## Start RECORD SET

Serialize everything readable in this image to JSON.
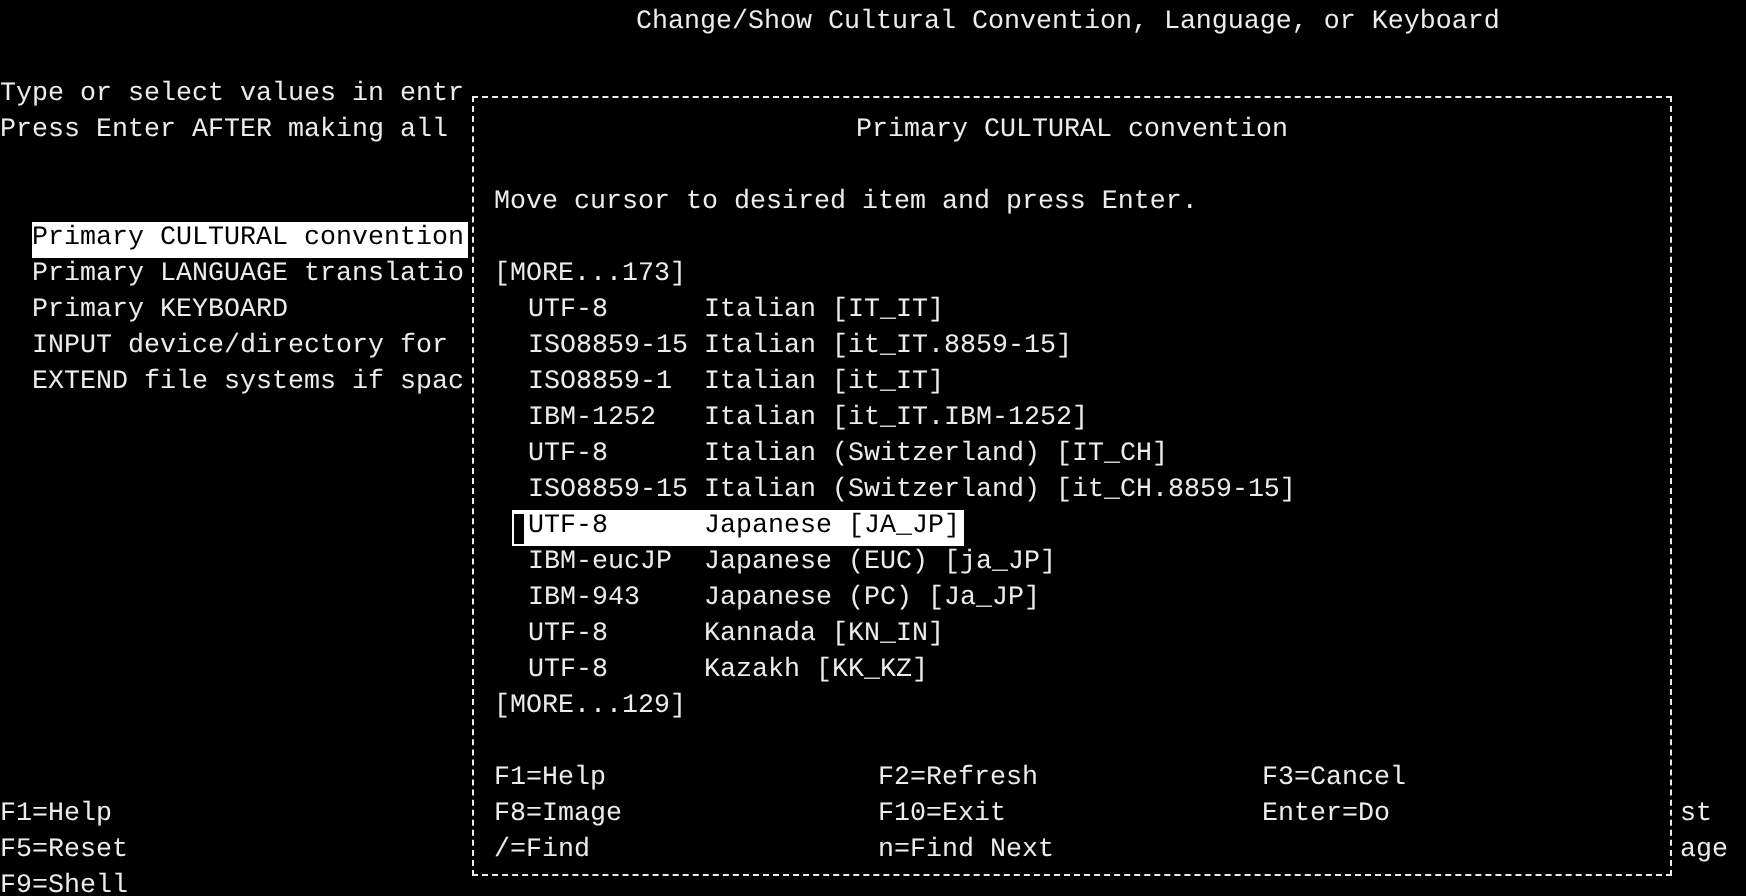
{
  "window": {
    "title": "Change/Show Cultural Convention, Language, or Keyboard"
  },
  "instructions": [
    "Type or select values in entr",
    "Press Enter AFTER making all"
  ],
  "fields": [
    {
      "label": "Primary CULTURAL convention",
      "selected": true
    },
    {
      "label": "Primary LANGUAGE translatio",
      "selected": false
    },
    {
      "label": "Primary KEYBOARD",
      "selected": false
    },
    {
      "label": "INPUT device/directory for",
      "selected": false
    },
    {
      "label": "EXTEND file systems if spac",
      "selected": false
    }
  ],
  "function_keys": [
    "F1=Help",
    "F5=Reset",
    "F9=Shell"
  ],
  "right_edge": [
    "st",
    "age"
  ],
  "popup": {
    "title": "Primary CULTURAL convention",
    "instruction": "Move cursor to desired item and press Enter.",
    "more_above": "[MORE...173]",
    "items": [
      {
        "codeset": "UTF-8",
        "name": "Italian [IT_IT]",
        "selected": false
      },
      {
        "codeset": "ISO8859-15",
        "name": "Italian [it_IT.8859-15]",
        "selected": false
      },
      {
        "codeset": "ISO8859-1",
        "name": "Italian [it_IT]",
        "selected": false
      },
      {
        "codeset": "IBM-1252",
        "name": "Italian [it_IT.IBM-1252]",
        "selected": false
      },
      {
        "codeset": "UTF-8",
        "name": "Italian (Switzerland) [IT_CH]",
        "selected": false
      },
      {
        "codeset": "ISO8859-15",
        "name": "Italian (Switzerland) [it_CH.8859-15]",
        "selected": false
      },
      {
        "codeset": "UTF-8",
        "name": "Japanese [JA_JP]",
        "selected": true
      },
      {
        "codeset": "IBM-eucJP",
        "name": "Japanese (EUC) [ja_JP]",
        "selected": false
      },
      {
        "codeset": "IBM-943",
        "name": "Japanese (PC) [Ja_JP]",
        "selected": false
      },
      {
        "codeset": "UTF-8",
        "name": "Kannada [KN_IN]",
        "selected": false
      },
      {
        "codeset": "UTF-8",
        "name": "Kazakh [KK_KZ]",
        "selected": false
      }
    ],
    "more_below": "[MORE...129]",
    "function_keys": [
      [
        "F1=Help",
        "F2=Refresh",
        "F3=Cancel"
      ],
      [
        "F8=Image",
        "F10=Exit",
        "Enter=Do"
      ],
      [
        "/=Find",
        "n=Find Next"
      ]
    ]
  }
}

## End RECORD SET

THE EXERCISE:
All of the material above needs to be restated exactly, with no pictures.

SOLUTION BELOW:
Serialize everything readable in this image to JSON.
{
  "window": {
    "title": "Change/Show Cultural Convention, Language, or Keyboard"
  },
  "instructions": [
    "Type or select values in entr",
    "Press Enter AFTER making all"
  ],
  "fields": [
    {
      "label": "Primary CULTURAL convention",
      "selected": true
    },
    {
      "label": "Primary LANGUAGE translatio",
      "selected": false
    },
    {
      "label": "Primary KEYBOARD",
      "selected": false
    },
    {
      "label": "INPUT device/directory for",
      "selected": false
    },
    {
      "label": "EXTEND file systems if spac",
      "selected": false
    }
  ],
  "function_keys": [
    "F1=Help",
    "F5=Reset",
    "F9=Shell"
  ],
  "right_edge": [
    "st",
    "age"
  ],
  "popup": {
    "title": "Primary CULTURAL convention",
    "instruction": "Move cursor to desired item and press Enter.",
    "more_above": "[MORE...173]",
    "items": [
      {
        "codeset": "UTF-8",
        "name": "Italian [IT_IT]",
        "selected": false
      },
      {
        "codeset": "ISO8859-15",
        "name": "Italian [it_IT.8859-15]",
        "selected": false
      },
      {
        "codeset": "ISO8859-1",
        "name": "Italian [it_IT]",
        "selected": false
      },
      {
        "codeset": "IBM-1252",
        "name": "Italian [it_IT.IBM-1252]",
        "selected": false
      },
      {
        "codeset": "UTF-8",
        "name": "Italian (Switzerland) [IT_CH]",
        "selected": false
      },
      {
        "codeset": "ISO8859-15",
        "name": "Italian (Switzerland) [it_CH.8859-15]",
        "selected": false
      },
      {
        "codeset": "UTF-8",
        "name": "Japanese [JA_JP]",
        "selected": true
      },
      {
        "codeset": "IBM-eucJP",
        "name": "Japanese (EUC) [ja_JP]",
        "selected": false
      },
      {
        "codeset": "IBM-943",
        "name": "Japanese (PC) [Ja_JP]",
        "selected": false
      },
      {
        "codeset": "UTF-8",
        "name": "Kannada [KN_IN]",
        "selected": false
      },
      {
        "codeset": "UTF-8",
        "name": "Kazakh [KK_KZ]",
        "selected": false
      }
    ],
    "more_below": "[MORE...129]",
    "function_keys": [
      [
        "F1=Help",
        "F2=Refresh",
        "F3=Cancel"
      ],
      [
        "F8=Image",
        "F10=Exit",
        "Enter=Do"
      ],
      [
        "/=Find",
        "n=Find Next"
      ]
    ]
  }
}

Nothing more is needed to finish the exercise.